§ WORK TO BE COMPLETED
Check each line of the material. Copy those containing "xlabel".

§ RECORDS TO PROCESS
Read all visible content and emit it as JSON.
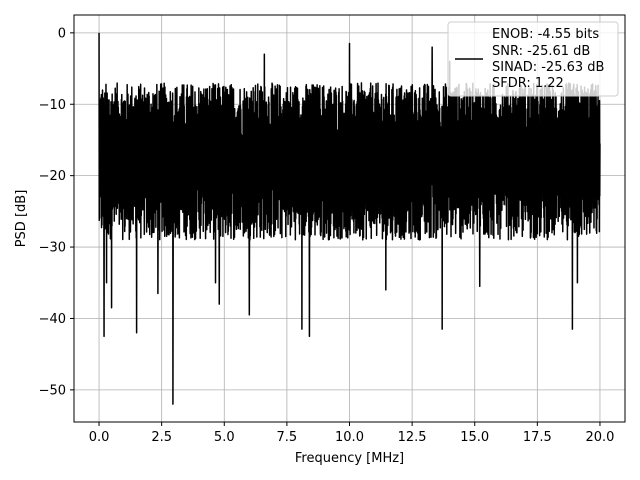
{
  "chart_data": {
    "type": "line",
    "xlabel": "Frequency [MHz]",
    "ylabel": "PSD [dB]",
    "xlim": [
      -1.0,
      21.0
    ],
    "ylim": [
      -54.5,
      2.5
    ],
    "xticks": [
      0.0,
      2.5,
      5.0,
      7.5,
      10.0,
      12.5,
      15.0,
      17.5,
      20.0
    ],
    "xtick_labels": [
      "0.0",
      "2.5",
      "5.0",
      "7.5",
      "10.0",
      "12.5",
      "15.0",
      "17.5",
      "20.0"
    ],
    "yticks": [
      0,
      -10,
      -20,
      -30,
      -40,
      -50
    ],
    "ytick_labels": [
      "0",
      "−10",
      "−20",
      "−30",
      "−40",
      "−50"
    ],
    "grid": true,
    "legend": {
      "placement": "top-right",
      "lines": [
        "ENOB: -4.55 bits",
        "SNR: -25.61 dB",
        "SINAD: -25.63 dB",
        "SFDR: 1.22"
      ]
    },
    "series": [
      {
        "color": "#000000",
        "x_range": [
          0.0,
          20.0
        ],
        "typical_band_db": [
          -29,
          -9
        ],
        "peaks": [
          {
            "x": 0.0,
            "y": 0.0
          },
          {
            "x": 0.05,
            "y": -15.0
          },
          {
            "x": 0.2,
            "y": -42.5
          },
          {
            "x": 0.3,
            "y": -35.0
          },
          {
            "x": 0.5,
            "y": -38.5
          },
          {
            "x": 1.5,
            "y": -42.0
          },
          {
            "x": 2.35,
            "y": -36.5
          },
          {
            "x": 2.95,
            "y": -52.0
          },
          {
            "x": 4.65,
            "y": -35.0
          },
          {
            "x": 4.8,
            "y": -38.0
          },
          {
            "x": 6.0,
            "y": -39.5
          },
          {
            "x": 8.1,
            "y": -41.5
          },
          {
            "x": 8.4,
            "y": -42.5
          },
          {
            "x": 10.0,
            "y": -33.5
          },
          {
            "x": 11.45,
            "y": -36.0
          },
          {
            "x": 13.7,
            "y": -41.5
          },
          {
            "x": 15.2,
            "y": -35.5
          },
          {
            "x": 18.9,
            "y": -41.5
          },
          {
            "x": 19.1,
            "y": -35.0
          },
          {
            "x": 10.0,
            "y": -1.5
          },
          {
            "x": 13.3,
            "y": -2.0
          },
          {
            "x": 6.6,
            "y": -3.0
          },
          {
            "x": 14.0,
            "y": -4.0
          },
          {
            "x": 20.0,
            "y": -15.5
          }
        ]
      }
    ]
  }
}
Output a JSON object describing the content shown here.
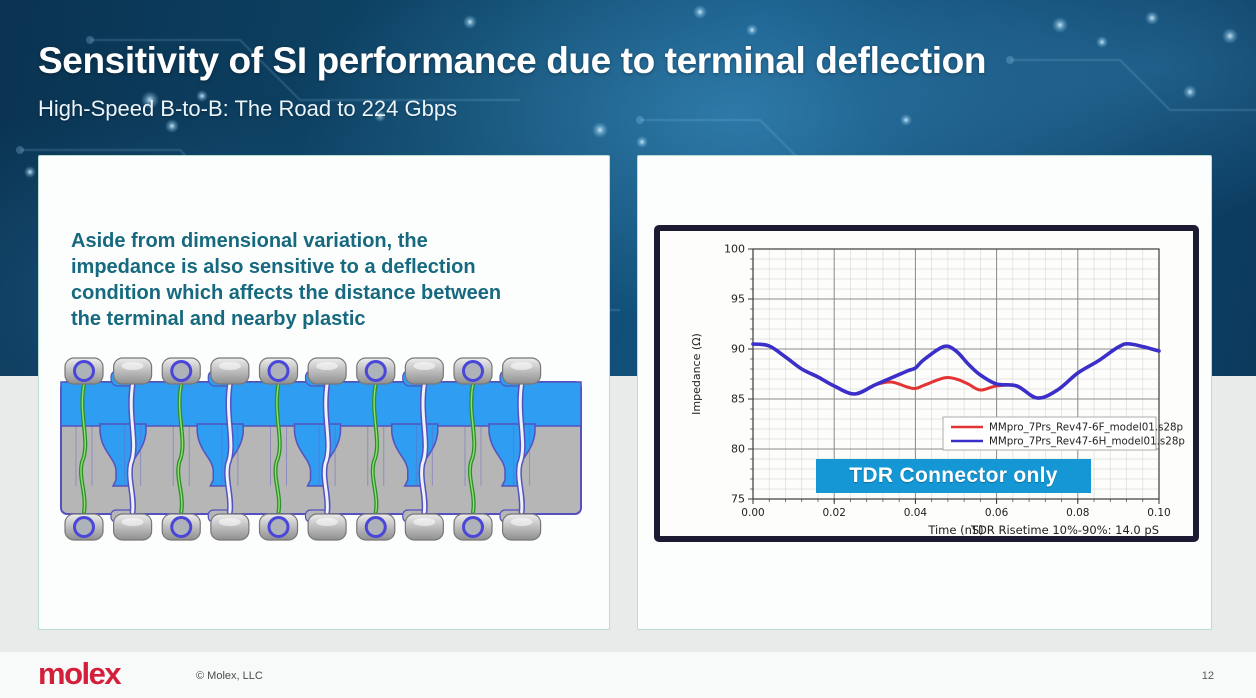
{
  "header": {
    "title": "Sensitivity of SI performance due to terminal deflection",
    "subtitle": "High-Speed B-to-B: The Road to 224 Gbps"
  },
  "left_panel": {
    "paragraph": [
      "Aside from dimensional variation, the",
      "impedance is also sensitive to a deflection",
      "condition which affects the distance between",
      "the terminal and nearby plastic"
    ]
  },
  "chart_data": {
    "type": "line",
    "title": "",
    "xlabel": "Time (nS)",
    "ylabel": "Impedance (Ω)",
    "xlim": [
      0.0,
      0.1
    ],
    "ylim": [
      75,
      100
    ],
    "x_major_step": 0.02,
    "x_minor_step": 0.004,
    "y_major_step": 5,
    "y_minor_step": 1,
    "grid": "on",
    "legend_position": "right-center",
    "x": [
      0.0,
      0.004,
      0.008,
      0.012,
      0.016,
      0.02,
      0.025,
      0.03,
      0.034,
      0.038,
      0.04,
      0.042,
      0.047,
      0.05,
      0.053,
      0.056,
      0.06,
      0.065,
      0.07,
      0.075,
      0.08,
      0.085,
      0.09,
      0.093,
      0.1
    ],
    "series": [
      {
        "name": "MMpro_7Prs_Rev47-6F_model01.s28p",
        "color": "#e23434",
        "width": 3,
        "values": [
          90.5,
          90.3,
          89.2,
          88.0,
          87.2,
          86.3,
          85.5,
          86.4,
          86.7,
          86.2,
          86.05,
          86.35,
          87.1,
          87.0,
          86.5,
          85.9,
          86.3,
          86.3,
          85.1,
          85.9,
          87.6,
          88.8,
          90.2,
          90.5,
          89.8
        ]
      },
      {
        "name": "MMpro_7Prs_Rev47-6H_model01.s28p",
        "color": "#3b2fc9",
        "width": 3.6,
        "values": [
          90.5,
          90.3,
          89.2,
          88.0,
          87.2,
          86.3,
          85.5,
          86.4,
          87.1,
          87.8,
          88.1,
          88.9,
          90.25,
          89.8,
          88.5,
          87.4,
          86.5,
          86.3,
          85.1,
          85.9,
          87.6,
          88.8,
          90.2,
          90.5,
          89.8
        ]
      }
    ],
    "annotations": {
      "badge": "TDR Connector only",
      "badge_bg": "#1497d4",
      "risetime": "TDR Risetime 10%-90%: 14.0 pS"
    }
  },
  "footer": {
    "logo": "molex",
    "logo_color": "#d41f3c",
    "copyright": "© Molex, LLC",
    "page_number": "12"
  }
}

§ RESPONSE BELOW
    "xlabel": "Frequency [MHz]",
    "xlabel": "Time (nS)",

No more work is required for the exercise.